### STATED EXERCISE
Print the whole listing exactly.

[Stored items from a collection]
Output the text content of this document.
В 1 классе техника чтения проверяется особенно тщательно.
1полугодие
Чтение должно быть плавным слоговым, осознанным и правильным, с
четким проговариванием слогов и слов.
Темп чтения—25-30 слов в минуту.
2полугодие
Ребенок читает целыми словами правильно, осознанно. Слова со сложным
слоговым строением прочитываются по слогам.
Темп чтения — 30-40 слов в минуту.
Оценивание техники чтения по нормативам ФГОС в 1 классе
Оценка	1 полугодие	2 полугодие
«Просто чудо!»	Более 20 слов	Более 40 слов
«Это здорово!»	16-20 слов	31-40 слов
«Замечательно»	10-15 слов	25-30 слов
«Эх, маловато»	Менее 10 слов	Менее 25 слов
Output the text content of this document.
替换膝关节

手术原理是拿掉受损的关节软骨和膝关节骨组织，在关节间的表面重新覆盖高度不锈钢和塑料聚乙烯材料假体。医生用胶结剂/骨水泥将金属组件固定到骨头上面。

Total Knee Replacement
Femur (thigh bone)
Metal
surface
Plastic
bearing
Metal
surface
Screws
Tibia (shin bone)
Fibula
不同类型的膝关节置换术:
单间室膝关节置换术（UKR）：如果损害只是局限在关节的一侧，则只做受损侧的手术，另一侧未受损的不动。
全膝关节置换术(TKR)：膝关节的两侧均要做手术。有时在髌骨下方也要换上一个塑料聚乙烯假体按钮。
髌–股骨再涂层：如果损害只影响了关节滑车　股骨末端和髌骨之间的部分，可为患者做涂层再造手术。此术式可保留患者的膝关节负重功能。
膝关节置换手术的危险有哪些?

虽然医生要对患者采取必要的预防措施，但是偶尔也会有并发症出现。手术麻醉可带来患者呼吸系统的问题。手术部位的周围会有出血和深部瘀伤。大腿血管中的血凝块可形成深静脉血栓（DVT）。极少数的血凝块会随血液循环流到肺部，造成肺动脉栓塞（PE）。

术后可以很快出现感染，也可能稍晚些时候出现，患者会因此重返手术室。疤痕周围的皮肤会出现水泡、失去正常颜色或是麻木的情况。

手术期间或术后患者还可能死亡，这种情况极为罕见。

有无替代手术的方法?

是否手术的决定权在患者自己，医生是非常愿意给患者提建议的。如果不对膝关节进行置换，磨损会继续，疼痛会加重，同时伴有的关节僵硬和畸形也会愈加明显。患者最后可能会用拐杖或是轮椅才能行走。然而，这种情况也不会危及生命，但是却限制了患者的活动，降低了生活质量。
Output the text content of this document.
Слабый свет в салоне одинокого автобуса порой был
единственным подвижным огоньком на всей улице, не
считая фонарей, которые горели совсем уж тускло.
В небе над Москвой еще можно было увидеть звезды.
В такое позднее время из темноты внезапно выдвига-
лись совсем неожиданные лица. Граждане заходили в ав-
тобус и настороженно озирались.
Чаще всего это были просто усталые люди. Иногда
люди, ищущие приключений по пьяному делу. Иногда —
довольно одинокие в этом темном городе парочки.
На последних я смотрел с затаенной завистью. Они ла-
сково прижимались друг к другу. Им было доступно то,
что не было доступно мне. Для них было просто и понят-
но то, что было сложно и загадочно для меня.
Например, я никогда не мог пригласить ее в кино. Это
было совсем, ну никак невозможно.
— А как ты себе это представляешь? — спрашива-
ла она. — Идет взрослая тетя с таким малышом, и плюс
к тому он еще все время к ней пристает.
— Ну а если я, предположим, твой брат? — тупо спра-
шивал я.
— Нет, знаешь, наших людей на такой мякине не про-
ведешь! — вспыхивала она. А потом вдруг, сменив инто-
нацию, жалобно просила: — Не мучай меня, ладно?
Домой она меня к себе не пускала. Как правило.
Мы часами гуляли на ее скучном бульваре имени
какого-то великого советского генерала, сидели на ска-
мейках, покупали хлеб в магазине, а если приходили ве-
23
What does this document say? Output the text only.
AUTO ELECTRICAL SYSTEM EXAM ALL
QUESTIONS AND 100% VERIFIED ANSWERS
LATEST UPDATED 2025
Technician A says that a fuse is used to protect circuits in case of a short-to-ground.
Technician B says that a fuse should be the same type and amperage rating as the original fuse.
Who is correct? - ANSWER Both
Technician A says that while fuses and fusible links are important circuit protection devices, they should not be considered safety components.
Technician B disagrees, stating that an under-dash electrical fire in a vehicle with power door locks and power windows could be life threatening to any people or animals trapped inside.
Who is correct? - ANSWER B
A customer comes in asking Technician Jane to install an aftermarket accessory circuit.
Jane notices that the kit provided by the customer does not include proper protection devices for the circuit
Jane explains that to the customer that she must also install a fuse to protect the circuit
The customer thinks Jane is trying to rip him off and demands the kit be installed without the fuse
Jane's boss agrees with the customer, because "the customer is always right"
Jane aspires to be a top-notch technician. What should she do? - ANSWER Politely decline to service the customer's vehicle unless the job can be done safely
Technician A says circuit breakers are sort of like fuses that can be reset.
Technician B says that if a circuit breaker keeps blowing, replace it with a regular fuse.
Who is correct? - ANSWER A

### COMPLETE RESPONSE
Output the text content of this document.
В 1 классе техника чтения проверяется особенно тщательно.
1полугодие
Чтение должно быть плавным слоговым, осознанным и правильным, с
четким проговариванием слогов и слов.
Темп чтения—25-30 слов в минуту.
2полугодие
Ребенок читает целыми словами правильно, осознанно. Слова со сложным
слоговым строением прочитываются по слогам.
Темп чтения — 30-40 слов в минуту.
Оценивание техники чтения по нормативам ФГОС в 1 классе
Оценка	1 полугодие	2 полугодие
«Просто чудо!»	Более 20 слов	Более 40 слов
«Это здорово!»	16-20 слов	31-40 слов
«Замечательно»	10-15 слов	25-30 слов
«Эх, маловато»	Менее 10 слов	Менее 25 слов
Output the text content of this document.
替换膝关节

手术原理是拿掉受损的关节软骨和膝关节骨组织，在关节间的表面重新覆盖高度不锈钢和塑料聚乙烯材料假体。医生用胶结剂/骨水泥将金属组件固定到骨头上面。

Total Knee Replacement
Femur (thigh bone)
Metal
surface
Plastic
bearing
Metal
surface
Screws
Tibia (shin bone)
Fibula
不同类型的膝关节置换术:
单间室膝关节置换术（UKR）：如果损害只是局限在关节的一侧，则只做受损侧的手术，另一侧未受损的不动。
全膝关节置换术(TKR)：膝关节的两侧均要做手术。有时在髌骨下方也要换上一个塑料聚乙烯假体按钮。
髌–股骨再涂层：如果损害只影响了关节滑车　股骨末端和髌骨之间的部分，可为患者做涂层再造手术。此术式可保留患者的膝关节负重功能。
膝关节置换手术的危险有哪些?

虽然医生要对患者采取必要的预防措施，但是偶尔也会有并发症出现。手术麻醉可带来患者呼吸系统的问题。手术部位的周围会有出血和深部瘀伤。大腿血管中的血凝块可形成深静脉血栓（DVT）。极少数的血凝块会随血液循环流到肺部，造成肺动脉栓塞（PE）。

术后可以很快出现感染，也可能稍晚些时候出现，患者会因此重返手术室。疤痕周围的皮肤会出现水泡、失去正常颜色或是麻木的情况。

手术期间或术后患者还可能死亡，这种情况极为罕见。

有无替代手术的方法?

是否手术的决定权在患者自己，医生是非常愿意给患者提建议的。如果不对膝关节进行置换，磨损会继续，疼痛会加重，同时伴有的关节僵硬和畸形也会愈加明显。患者最后可能会用拐杖或是轮椅才能行走。然而，这种情况也不会危及生命，但是却限制了患者的活动，降低了生活质量。
Output the text content of this document.
Слабый свет в салоне одинокого автобуса порой был
единственным подвижным огоньком на всей улице, не
считая фонарей, которые горели совсем уж тускло.
В небе над Москвой еще можно было увидеть звезды.
В такое позднее время из темноты внезапно выдвига-
лись совсем неожиданные лица. Граждане заходили в ав-
тобус и настороженно озирались.
Чаще всего это были просто усталые люди. Иногда
люди, ищущие приключений по пьяному делу. Иногда —
довольно одинокие в этом темном городе парочки.
На последних я смотрел с затаенной завистью. Они ла-
сково прижимались друг к другу. Им было доступно то,
что не было доступно мне. Для них было просто и понят-
но то, что было сложно и загадочно для меня.
Например, я никогда не мог пригласить ее в кино. Это
было совсем, ну никак невозможно.
— А как ты себе это представляешь? — спрашива-
ла она. — Идет взрослая тетя с таким малышом, и плюс
к тому он еще все время к ней пристает.
— Ну а если я, предположим, твой брат? — тупо спра-
шивал я.
— Нет, знаешь, наших людей на такой мякине не про-
ведешь! — вспыхивала она. А потом вдруг, сменив инто-
нацию, жалобно просила: — Не мучай меня, ладно?
Домой она меня к себе не пускала. Как правило.
Мы часами гуляли на ее скучном бульваре имени
какого-то великого советского генерала, сидели на ска-
мейках, покупали хлеб в магазине, а если приходили ве-
23
What does this document say? Output the text only.
AUTO ELECTRICAL SYSTEM EXAM ALL
QUESTIONS AND 100% VERIFIED ANSWERS
LATEST UPDATED 2025
Technician A says that a fuse is used to protect circuits in case of a short-to-ground.
Technician B says that a fuse should be the same type and amperage rating as the original fuse.
Who is correct? - ANSWER Both
Technician A says that while fuses and fusible links are important circuit protection devices, they should not be considered safety components.
Technician B disagrees, stating that an under-dash electrical fire in a vehicle with power door locks and power windows could be life threatening to any people or animals trapped inside.
Who is correct? - ANSWER B
A customer comes in asking Technician Jane to install an aftermarket accessory circuit.
Jane notices that the kit provided by the customer does not include proper protection devices for the circuit
Jane explains that to the customer that she must also install a fuse to protect the circuit
The customer thinks Jane is trying to rip him off and demands the kit be installed without the fuse
Jane's boss agrees with the customer, because "the customer is always right"
Jane aspires to be a top-notch technician. What should she do? - ANSWER Politely decline to service the customer's vehicle unless the job can be done safely
Technician A says circuit breakers are sort of like fuses that can be reset.
Technician B says that if a circuit breaker keeps blowing, replace it with a regular fuse.
Who is correct? - ANSWER A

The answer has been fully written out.